[Exercise objective]: Extract the lines beginning at the one that holds "Convert this chart to structured JSON data." and ending at the final line of the material below, keeping them exact and leaving out all pictures.

[Record extracts]:
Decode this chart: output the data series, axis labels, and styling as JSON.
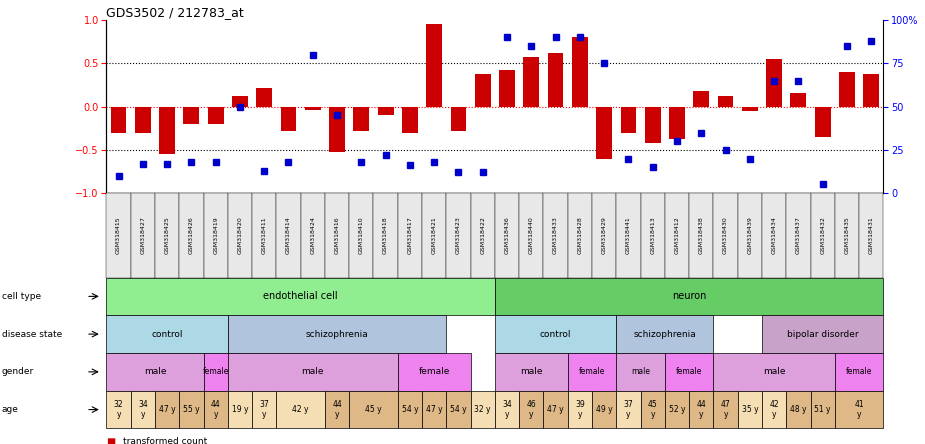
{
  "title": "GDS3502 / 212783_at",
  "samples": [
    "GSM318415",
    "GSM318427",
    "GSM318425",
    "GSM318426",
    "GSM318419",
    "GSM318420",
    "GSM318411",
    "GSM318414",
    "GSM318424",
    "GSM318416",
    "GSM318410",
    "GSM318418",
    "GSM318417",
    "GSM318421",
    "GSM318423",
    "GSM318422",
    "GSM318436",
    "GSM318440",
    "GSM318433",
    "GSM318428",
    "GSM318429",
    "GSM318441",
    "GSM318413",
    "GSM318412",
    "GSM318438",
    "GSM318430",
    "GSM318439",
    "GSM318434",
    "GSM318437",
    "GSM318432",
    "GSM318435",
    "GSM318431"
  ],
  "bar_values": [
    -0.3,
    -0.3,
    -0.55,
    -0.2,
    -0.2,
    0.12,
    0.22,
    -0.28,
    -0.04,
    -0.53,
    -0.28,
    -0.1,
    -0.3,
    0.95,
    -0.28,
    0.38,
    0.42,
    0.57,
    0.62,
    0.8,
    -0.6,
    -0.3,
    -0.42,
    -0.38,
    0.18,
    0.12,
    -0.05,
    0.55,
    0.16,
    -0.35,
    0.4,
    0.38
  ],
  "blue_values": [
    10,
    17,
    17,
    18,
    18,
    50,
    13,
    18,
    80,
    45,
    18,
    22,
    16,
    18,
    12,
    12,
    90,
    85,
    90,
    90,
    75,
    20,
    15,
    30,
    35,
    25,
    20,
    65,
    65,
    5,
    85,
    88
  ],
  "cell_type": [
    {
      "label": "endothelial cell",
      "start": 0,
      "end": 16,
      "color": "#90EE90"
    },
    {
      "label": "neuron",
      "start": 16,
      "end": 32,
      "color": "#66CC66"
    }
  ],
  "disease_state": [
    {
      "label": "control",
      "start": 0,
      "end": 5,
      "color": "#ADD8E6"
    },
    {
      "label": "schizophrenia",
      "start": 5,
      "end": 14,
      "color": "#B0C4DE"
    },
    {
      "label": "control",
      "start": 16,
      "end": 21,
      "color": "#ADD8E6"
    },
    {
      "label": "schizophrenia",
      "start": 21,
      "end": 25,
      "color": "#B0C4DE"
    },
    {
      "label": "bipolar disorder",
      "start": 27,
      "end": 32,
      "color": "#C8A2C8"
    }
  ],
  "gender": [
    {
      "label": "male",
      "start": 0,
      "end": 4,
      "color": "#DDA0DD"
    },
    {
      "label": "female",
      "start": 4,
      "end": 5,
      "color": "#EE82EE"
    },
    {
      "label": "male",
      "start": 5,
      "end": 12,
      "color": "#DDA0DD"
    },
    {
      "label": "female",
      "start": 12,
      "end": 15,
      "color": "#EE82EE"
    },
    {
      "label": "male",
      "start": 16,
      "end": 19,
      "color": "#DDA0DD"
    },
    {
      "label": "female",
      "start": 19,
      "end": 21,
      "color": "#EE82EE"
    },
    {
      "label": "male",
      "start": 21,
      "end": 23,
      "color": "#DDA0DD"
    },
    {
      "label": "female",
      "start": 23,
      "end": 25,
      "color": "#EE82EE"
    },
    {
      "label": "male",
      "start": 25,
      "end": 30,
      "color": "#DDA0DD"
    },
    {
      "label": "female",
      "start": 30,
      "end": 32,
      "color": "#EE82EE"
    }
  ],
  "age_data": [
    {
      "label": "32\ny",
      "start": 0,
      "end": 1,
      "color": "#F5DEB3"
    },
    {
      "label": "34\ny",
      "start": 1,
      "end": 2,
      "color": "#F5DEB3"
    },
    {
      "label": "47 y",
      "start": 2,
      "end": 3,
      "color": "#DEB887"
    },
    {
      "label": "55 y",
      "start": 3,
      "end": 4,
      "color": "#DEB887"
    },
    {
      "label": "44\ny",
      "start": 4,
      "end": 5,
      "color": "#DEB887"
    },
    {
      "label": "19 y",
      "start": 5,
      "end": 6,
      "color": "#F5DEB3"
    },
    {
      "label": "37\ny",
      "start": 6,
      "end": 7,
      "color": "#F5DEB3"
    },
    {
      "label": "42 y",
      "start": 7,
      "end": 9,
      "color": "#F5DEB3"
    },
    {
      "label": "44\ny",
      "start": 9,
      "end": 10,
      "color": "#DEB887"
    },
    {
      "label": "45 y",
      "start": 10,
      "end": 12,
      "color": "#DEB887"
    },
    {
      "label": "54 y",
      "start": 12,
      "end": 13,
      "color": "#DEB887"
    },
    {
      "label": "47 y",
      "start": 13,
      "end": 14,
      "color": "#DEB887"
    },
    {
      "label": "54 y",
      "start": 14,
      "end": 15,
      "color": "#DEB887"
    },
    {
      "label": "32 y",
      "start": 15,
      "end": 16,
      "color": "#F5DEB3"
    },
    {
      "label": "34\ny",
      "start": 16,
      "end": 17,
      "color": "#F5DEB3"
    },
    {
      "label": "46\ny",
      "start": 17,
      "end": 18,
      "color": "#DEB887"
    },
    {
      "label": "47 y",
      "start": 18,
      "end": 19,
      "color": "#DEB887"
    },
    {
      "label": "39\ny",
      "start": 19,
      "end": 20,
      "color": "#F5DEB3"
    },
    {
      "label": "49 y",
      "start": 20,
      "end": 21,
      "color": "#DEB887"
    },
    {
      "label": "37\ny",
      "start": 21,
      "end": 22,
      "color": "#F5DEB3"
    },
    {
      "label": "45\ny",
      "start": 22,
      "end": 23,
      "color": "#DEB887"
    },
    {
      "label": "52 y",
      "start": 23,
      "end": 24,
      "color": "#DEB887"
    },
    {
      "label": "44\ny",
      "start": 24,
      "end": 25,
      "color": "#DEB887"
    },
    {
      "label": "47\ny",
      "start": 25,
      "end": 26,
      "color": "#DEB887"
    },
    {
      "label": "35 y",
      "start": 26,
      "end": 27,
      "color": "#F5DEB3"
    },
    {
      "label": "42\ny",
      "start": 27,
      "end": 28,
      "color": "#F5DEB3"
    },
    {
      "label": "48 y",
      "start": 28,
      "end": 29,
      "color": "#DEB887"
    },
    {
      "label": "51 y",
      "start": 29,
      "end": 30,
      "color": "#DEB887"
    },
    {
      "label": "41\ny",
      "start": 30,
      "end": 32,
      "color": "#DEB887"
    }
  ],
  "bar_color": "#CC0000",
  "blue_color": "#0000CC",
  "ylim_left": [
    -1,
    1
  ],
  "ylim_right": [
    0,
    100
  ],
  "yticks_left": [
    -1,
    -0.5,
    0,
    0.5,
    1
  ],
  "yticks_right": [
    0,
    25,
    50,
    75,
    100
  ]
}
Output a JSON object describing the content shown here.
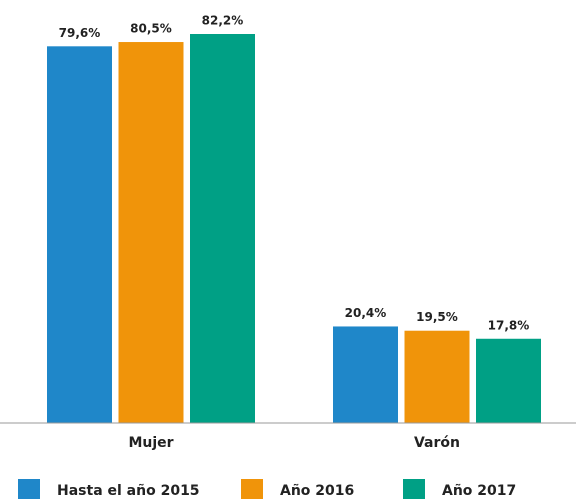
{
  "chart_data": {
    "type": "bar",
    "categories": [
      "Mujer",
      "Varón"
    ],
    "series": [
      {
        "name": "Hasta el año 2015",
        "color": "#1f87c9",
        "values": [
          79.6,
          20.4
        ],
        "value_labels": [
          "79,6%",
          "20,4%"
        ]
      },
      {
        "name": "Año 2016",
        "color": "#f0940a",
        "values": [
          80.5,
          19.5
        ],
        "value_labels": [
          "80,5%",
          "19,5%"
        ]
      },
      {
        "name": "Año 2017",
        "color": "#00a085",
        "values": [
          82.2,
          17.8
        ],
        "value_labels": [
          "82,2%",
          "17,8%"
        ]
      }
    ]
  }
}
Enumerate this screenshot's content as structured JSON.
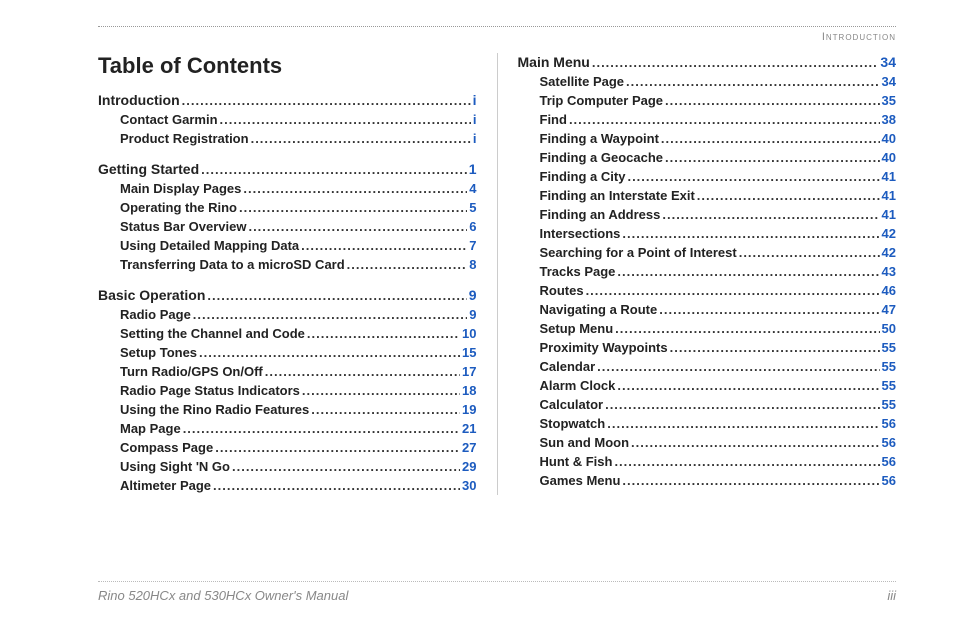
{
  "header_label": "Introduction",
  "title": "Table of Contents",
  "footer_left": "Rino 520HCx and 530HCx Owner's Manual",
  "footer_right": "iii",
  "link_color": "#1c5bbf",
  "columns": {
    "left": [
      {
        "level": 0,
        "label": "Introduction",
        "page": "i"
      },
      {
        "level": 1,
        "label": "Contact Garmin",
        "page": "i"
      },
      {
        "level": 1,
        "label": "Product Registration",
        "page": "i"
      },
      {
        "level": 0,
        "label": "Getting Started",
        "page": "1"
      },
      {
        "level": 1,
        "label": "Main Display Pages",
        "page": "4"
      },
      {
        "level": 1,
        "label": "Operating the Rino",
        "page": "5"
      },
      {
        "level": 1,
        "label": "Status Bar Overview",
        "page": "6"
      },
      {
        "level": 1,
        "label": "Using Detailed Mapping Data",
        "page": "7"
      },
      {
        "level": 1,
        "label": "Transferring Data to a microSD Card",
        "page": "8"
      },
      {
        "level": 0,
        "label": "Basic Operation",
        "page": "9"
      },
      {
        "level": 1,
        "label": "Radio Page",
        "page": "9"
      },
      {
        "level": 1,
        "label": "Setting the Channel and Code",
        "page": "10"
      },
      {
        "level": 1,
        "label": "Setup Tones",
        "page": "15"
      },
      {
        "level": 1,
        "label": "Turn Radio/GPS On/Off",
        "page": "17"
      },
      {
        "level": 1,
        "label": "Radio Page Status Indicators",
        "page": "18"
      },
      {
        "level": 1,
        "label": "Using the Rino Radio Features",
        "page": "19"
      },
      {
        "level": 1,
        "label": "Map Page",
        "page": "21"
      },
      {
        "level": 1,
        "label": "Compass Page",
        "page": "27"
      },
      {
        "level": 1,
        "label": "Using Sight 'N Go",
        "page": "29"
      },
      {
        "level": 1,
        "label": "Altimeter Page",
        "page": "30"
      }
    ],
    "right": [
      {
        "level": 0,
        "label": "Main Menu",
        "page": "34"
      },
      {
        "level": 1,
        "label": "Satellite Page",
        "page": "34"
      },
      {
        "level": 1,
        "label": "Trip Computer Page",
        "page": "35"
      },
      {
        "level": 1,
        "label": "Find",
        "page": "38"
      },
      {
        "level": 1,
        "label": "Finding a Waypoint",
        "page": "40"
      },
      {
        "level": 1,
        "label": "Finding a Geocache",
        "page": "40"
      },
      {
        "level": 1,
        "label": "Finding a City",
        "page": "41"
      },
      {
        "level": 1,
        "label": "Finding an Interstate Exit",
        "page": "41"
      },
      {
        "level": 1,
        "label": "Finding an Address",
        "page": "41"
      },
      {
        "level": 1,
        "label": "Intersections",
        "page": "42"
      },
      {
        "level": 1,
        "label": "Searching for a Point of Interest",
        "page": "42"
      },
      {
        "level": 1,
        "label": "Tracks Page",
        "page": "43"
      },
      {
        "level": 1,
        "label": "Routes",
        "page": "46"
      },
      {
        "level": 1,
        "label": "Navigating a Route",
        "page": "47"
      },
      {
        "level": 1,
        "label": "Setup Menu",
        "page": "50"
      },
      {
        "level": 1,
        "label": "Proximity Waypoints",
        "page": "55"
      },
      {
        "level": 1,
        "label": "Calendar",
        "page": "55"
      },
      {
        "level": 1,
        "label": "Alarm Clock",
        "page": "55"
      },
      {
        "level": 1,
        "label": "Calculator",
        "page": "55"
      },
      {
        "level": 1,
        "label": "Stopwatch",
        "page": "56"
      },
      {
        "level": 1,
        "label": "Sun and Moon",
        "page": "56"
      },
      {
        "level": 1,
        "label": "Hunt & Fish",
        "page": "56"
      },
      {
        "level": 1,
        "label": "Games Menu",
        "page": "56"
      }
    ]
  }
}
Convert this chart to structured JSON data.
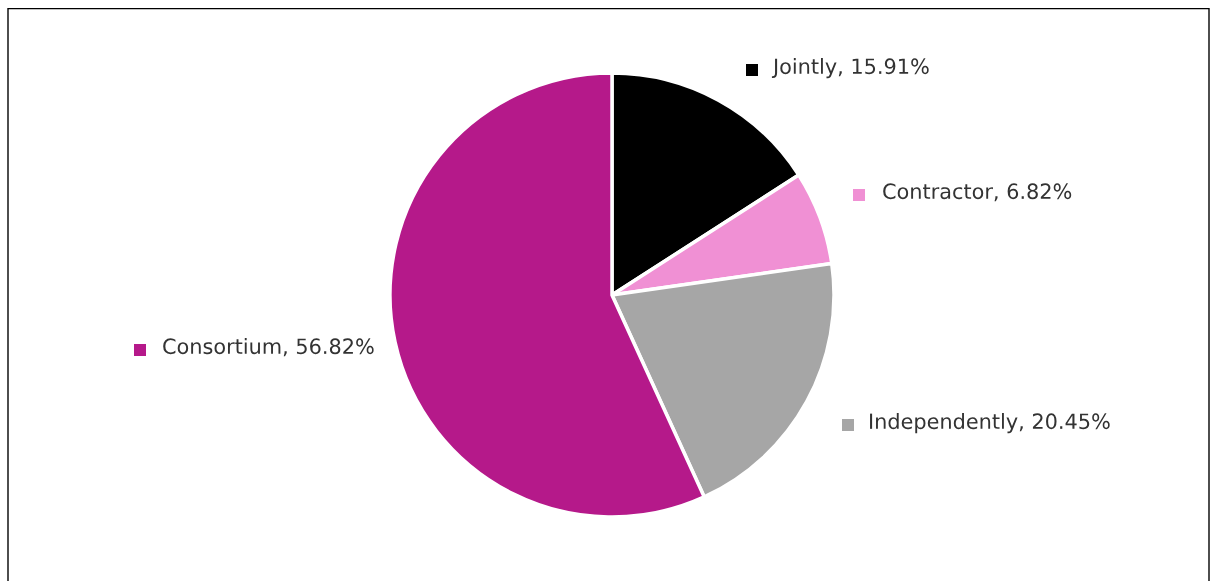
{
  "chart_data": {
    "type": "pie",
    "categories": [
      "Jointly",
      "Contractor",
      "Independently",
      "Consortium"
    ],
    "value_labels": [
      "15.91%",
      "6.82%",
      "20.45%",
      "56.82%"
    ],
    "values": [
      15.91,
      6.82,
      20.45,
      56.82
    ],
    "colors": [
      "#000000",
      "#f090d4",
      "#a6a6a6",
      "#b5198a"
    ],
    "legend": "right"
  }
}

[Task output]:
Convert this chart to structured JSON data.
{
  "chart_data": {
    "type": "pie",
    "categories": [
      "Jointly",
      "Contractor",
      "Independently",
      "Consortium"
    ],
    "value_labels": [
      "15.91%",
      "6.82%",
      "20.45%",
      "56.82%"
    ],
    "values": [
      15.91,
      6.82,
      20.45,
      56.82
    ],
    "colors": [
      "#000000",
      "#f090d4",
      "#a6a6a6",
      "#b5198a"
    ],
    "legend": "right"
  }
}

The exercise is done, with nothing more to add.